◆ **REQUIREMENTS**
Every line must be returned precisely as it is written.

◆ **DATA SUPPLIED**
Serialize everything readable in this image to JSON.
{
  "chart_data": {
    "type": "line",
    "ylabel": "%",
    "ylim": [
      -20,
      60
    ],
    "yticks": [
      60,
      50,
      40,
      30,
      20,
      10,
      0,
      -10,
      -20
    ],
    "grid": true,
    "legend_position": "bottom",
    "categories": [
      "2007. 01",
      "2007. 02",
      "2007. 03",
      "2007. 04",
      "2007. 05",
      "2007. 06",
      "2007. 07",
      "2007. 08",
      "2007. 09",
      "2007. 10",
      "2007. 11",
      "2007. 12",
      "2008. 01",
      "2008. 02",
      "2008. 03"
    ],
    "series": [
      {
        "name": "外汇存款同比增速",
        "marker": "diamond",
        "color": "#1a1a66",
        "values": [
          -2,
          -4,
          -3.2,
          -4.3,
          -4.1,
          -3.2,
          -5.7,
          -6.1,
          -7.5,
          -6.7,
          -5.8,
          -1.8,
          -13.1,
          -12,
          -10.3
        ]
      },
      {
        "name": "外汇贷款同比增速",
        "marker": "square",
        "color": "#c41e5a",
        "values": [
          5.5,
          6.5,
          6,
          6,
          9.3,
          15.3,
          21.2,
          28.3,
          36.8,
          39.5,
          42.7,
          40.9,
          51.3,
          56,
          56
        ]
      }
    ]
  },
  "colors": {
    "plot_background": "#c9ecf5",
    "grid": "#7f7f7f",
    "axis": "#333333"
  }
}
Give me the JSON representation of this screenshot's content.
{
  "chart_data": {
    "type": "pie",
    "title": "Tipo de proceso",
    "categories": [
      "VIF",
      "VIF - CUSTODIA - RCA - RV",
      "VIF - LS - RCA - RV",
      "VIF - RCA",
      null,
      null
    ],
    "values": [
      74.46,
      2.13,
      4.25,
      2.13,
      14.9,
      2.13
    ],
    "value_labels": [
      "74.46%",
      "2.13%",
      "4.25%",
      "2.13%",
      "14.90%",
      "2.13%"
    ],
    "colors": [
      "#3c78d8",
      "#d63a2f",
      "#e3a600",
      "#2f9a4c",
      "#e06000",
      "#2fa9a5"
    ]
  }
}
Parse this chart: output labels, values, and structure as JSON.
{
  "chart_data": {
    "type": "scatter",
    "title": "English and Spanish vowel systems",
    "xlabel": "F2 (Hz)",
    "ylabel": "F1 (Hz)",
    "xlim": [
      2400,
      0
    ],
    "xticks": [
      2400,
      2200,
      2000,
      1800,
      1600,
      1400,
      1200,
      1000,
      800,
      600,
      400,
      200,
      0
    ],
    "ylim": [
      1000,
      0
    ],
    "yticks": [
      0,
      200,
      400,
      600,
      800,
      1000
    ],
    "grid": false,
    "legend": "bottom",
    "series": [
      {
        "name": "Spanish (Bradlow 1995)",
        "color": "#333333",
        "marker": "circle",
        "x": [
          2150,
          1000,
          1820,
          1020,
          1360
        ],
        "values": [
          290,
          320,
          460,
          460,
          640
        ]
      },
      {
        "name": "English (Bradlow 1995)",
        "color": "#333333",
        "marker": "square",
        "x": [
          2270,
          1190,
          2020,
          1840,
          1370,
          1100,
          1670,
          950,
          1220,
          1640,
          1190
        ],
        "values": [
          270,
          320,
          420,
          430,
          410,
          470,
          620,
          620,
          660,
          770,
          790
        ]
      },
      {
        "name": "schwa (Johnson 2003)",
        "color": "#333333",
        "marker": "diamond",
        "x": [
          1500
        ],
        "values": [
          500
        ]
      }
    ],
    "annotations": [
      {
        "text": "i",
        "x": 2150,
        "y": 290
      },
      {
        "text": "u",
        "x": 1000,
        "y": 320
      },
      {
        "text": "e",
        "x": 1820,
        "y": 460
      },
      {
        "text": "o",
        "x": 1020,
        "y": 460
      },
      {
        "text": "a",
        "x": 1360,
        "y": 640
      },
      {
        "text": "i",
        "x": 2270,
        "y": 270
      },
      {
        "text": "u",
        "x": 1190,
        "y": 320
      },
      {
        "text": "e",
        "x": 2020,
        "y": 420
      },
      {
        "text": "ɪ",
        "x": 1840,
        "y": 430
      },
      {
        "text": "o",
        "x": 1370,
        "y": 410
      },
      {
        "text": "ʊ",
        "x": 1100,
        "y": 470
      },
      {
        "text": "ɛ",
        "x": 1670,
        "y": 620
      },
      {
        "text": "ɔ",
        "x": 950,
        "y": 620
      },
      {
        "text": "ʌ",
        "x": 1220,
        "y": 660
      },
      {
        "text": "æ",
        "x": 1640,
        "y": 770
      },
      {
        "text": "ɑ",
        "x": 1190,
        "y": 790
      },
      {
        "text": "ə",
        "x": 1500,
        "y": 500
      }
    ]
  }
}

◆ **EXPECTED OUTPUT**
Serialize everything readable in this image to JSON.
{
  "chart_data": {
    "type": "line",
    "ylabel": "%",
    "ylim": [
      -20,
      60
    ],
    "yticks": [
      60,
      50,
      40,
      30,
      20,
      10,
      0,
      -10,
      -20
    ],
    "grid": true,
    "legend_position": "bottom",
    "categories": [
      "2007. 01",
      "2007. 02",
      "2007. 03",
      "2007. 04",
      "2007. 05",
      "2007. 06",
      "2007. 07",
      "2007. 08",
      "2007. 09",
      "2007. 10",
      "2007. 11",
      "2007. 12",
      "2008. 01",
      "2008. 02",
      "2008. 03"
    ],
    "series": [
      {
        "name": "外汇存款同比增速",
        "marker": "diamond",
        "color": "#1a1a66",
        "values": [
          -2,
          -4,
          -3.2,
          -4.3,
          -4.1,
          -3.2,
          -5.7,
          -6.1,
          -7.5,
          -6.7,
          -5.8,
          -1.8,
          -13.1,
          -12,
          -10.3
        ]
      },
      {
        "name": "外汇贷款同比增速",
        "marker": "square",
        "color": "#c41e5a",
        "values": [
          5.5,
          6.5,
          6,
          6,
          9.3,
          15.3,
          21.2,
          28.3,
          36.8,
          39.5,
          42.7,
          40.9,
          51.3,
          56,
          56
        ]
      }
    ]
  },
  "colors": {
    "plot_background": "#c9ecf5",
    "grid": "#7f7f7f",
    "axis": "#333333"
  }
}
Give me the JSON representation of this screenshot's content.
{
  "chart_data": {
    "type": "pie",
    "title": "Tipo de proceso",
    "categories": [
      "VIF",
      "VIF - CUSTODIA - RCA - RV",
      "VIF - LS - RCA - RV",
      "VIF - RCA",
      null,
      null
    ],
    "values": [
      74.46,
      2.13,
      4.25,
      2.13,
      14.9,
      2.13
    ],
    "value_labels": [
      "74.46%",
      "2.13%",
      "4.25%",
      "2.13%",
      "14.90%",
      "2.13%"
    ],
    "colors": [
      "#3c78d8",
      "#d63a2f",
      "#e3a600",
      "#2f9a4c",
      "#e06000",
      "#2fa9a5"
    ]
  }
}
Parse this chart: output labels, values, and structure as JSON.
{
  "chart_data": {
    "type": "scatter",
    "title": "English and Spanish vowel systems",
    "xlabel": "F2 (Hz)",
    "ylabel": "F1 (Hz)",
    "xlim": [
      2400,
      0
    ],
    "xticks": [
      2400,
      2200,
      2000,
      1800,
      1600,
      1400,
      1200,
      1000,
      800,
      600,
      400,
      200,
      0
    ],
    "ylim": [
      1000,
      0
    ],
    "yticks": [
      0,
      200,
      400,
      600,
      800,
      1000
    ],
    "grid": false,
    "legend": "bottom",
    "series": [
      {
        "name": "Spanish (Bradlow 1995)",
        "color": "#333333",
        "marker": "circle",
        "x": [
          2150,
          1000,
          1820,
          1020,
          1360
        ],
        "values": [
          290,
          320,
          460,
          460,
          640
        ]
      },
      {
        "name": "English (Bradlow 1995)",
        "color": "#333333",
        "marker": "square",
        "x": [
          2270,
          1190,
          2020,
          1840,
          1370,
          1100,
          1670,
          950,
          1220,
          1640,
          1190
        ],
        "values": [
          270,
          320,
          420,
          430,
          410,
          470,
          620,
          620,
          660,
          770,
          790
        ]
      },
      {
        "name": "schwa (Johnson 2003)",
        "color": "#333333",
        "marker": "diamond",
        "x": [
          1500
        ],
        "values": [
          500
        ]
      }
    ],
    "annotations": [
      {
        "text": "i",
        "x": 2150,
        "y": 290
      },
      {
        "text": "u",
        "x": 1000,
        "y": 320
      },
      {
        "text": "e",
        "x": 1820,
        "y": 460
      },
      {
        "text": "o",
        "x": 1020,
        "y": 460
      },
      {
        "text": "a",
        "x": 1360,
        "y": 640
      },
      {
        "text": "i",
        "x": 2270,
        "y": 270
      },
      {
        "text": "u",
        "x": 1190,
        "y": 320
      },
      {
        "text": "e",
        "x": 2020,
        "y": 420
      },
      {
        "text": "ɪ",
        "x": 1840,
        "y": 430
      },
      {
        "text": "o",
        "x": 1370,
        "y": 410
      },
      {
        "text": "ʊ",
        "x": 1100,
        "y": 470
      },
      {
        "text": "ɛ",
        "x": 1670,
        "y": 620
      },
      {
        "text": "ɔ",
        "x": 950,
        "y": 620
      },
      {
        "text": "ʌ",
        "x": 1220,
        "y": 660
      },
      {
        "text": "æ",
        "x": 1640,
        "y": 770
      },
      {
        "text": "ɑ",
        "x": 1190,
        "y": 790
      },
      {
        "text": "ə",
        "x": 1500,
        "y": 500
      }
    ]
  }
}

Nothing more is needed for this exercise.